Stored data
****
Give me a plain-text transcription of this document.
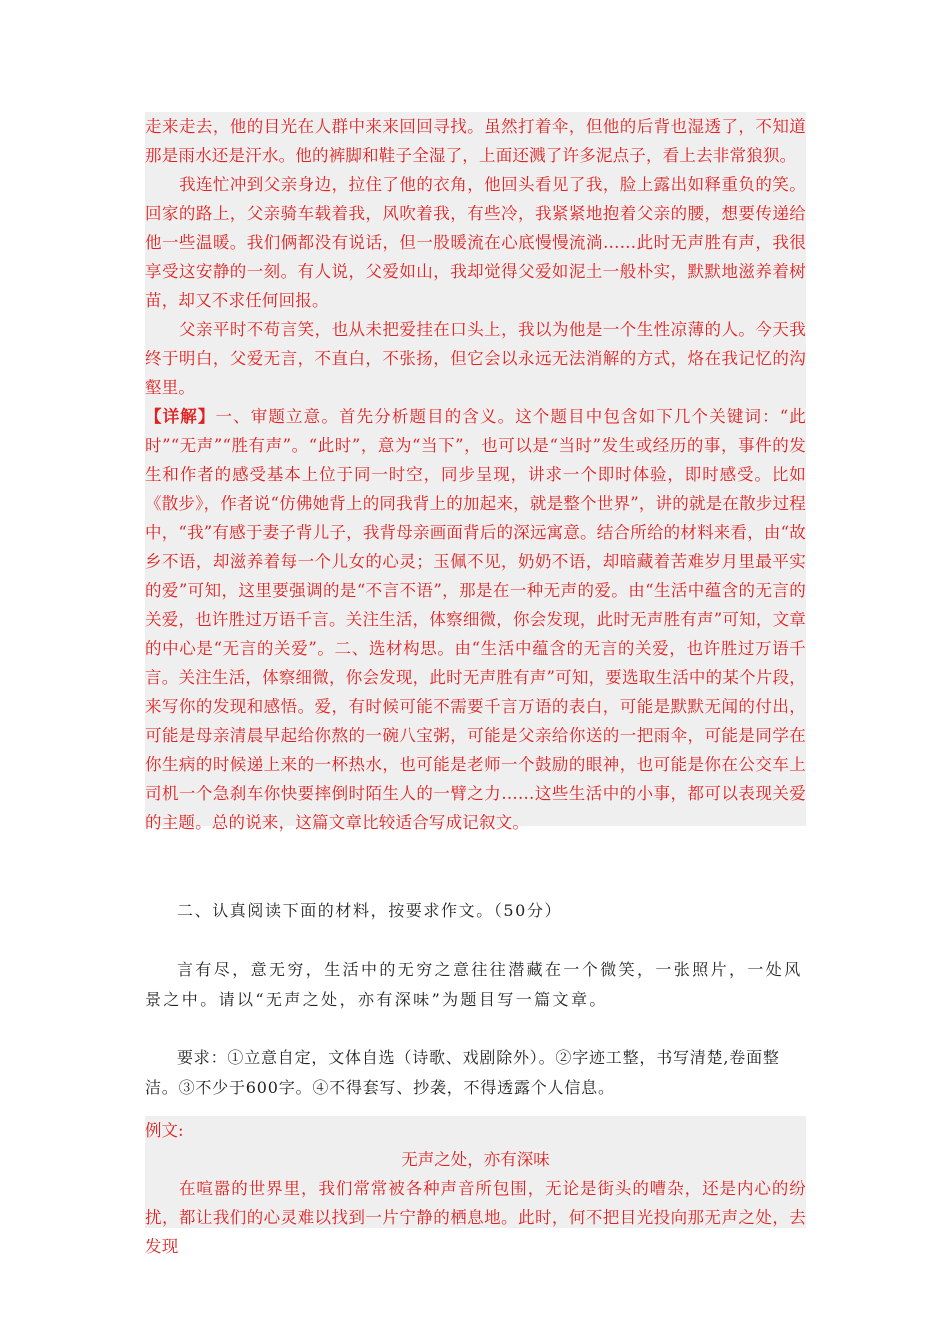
走来走去，他的目光在人群中来来回回寻找。虽然打着伞，但他的后背也湿透了，不知道那是雨水还是汗水。他的裤脚和鞋子全湿了，上面还溅了许多泥点子，看上去非常狼狈。

我连忙冲到父亲身边，拉住了他的衣角，他回头看见了我，脸上露出如释重负的笑。回家的路上，父亲骑车载着我，风吹着我，有些冷，我紧紧地抱着父亲的腰，想要传递给他一些温暖。我们俩都没有说话，但一股暖流在心底慢慢流淌……此时无声胜有声，我很享受这安静的一刻。有人说，父爱如山，我却觉得父爱如泥土一般朴实，默默地滋养着树苗，却又不求任何回报。

父亲平时不苟言笑，也从未把爱挂在口头上，我以为他是一个生性凉薄的人。今天我终于明白，父爱无言，不直白，不张扬，但它会以永远无法消解的方式，烙在我记忆的沟壑里。

【详解】一、审题立意。首先分析题目的含义。这个题目中包含如下几个关键词：“此时”“无声”“胜有声”。“此时”，意为“当下”，也可以是“当时”发生或经历的事，事件的发生和作者的感受基本上位于同一时空，同步呈现，讲求一个即时体验，即时感受。比如《散步》，作者说“仿佛她背上的同我背上的加起来，就是整个世界”，讲的就是在散步过程中，“我”有感于妻子背儿子，我背母亲画面背后的深远寓意。结合所给的材料来看，由“故乡不语，却滋养着每一个儿女的心灵；玉佩不见，奶奶不语，却暗藏着苦难岁月里最平实的爱”可知，这里要强调的是“不言不语”，那是在一种无声的爱。由“生活中蕴含的无言的关爱，也许胜过万语千言。关注生活，体察细微，你会发现，此时无声胜有声”可知，文章的中心是“无言的关爱”。二、选材构思。由“生活中蕴含的无言的关爱，也许胜过万语千言。关注生活，体察细微，你会发现，此时无声胜有声”可知，要选取生活中的某个片段，来写你的发现和感悟。爱，有时候可能不需要千言万语的表白，可能是默默无闻的付出，可能是母亲清晨早起给你熬的一碗八宝粥，可能是父亲给你送的一把雨伞，可能是同学在你生病的时候递上来的一杯热水，也可能是老师一个鼓励的眼神，也可能是你在公交车上司机一个急刹车你快要摔倒时陌生人的一臂之力……这些生活中的小事，都可以表现关爱的主题。总的说来，这篇文章比较适合写成记叙文。

二、认真阅读下面的材料，按要求作文。（50分）

言有尽，意无穷，生活中的无穷之意往往潜藏在一个微笑，一张照片，一处风景之中。请以“无声之处，亦有深味”为题目写一篇文章。

要求：①立意自定，文体自选（诗歌、戏剧除外）。②字迹工整，书写清楚,卷面整洁。③不少于600字。④不得套写、抄袭，不得透露个人信息。

例文:

无声之处，亦有深味

在喧嚣的世界里，我们常常被各种声音所包围，无论是街头的嘈杂，还是内心的纷扰，都让我们的心灵难以找到一片宁静的栖息地。此时，何不把目光投向那无声之处，去发现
****
WHAT YOU SHOULD DO:
State the count of lines that contain the string "亦有深味". Nothing else is needed.

WRITTEN SOLUTION:
2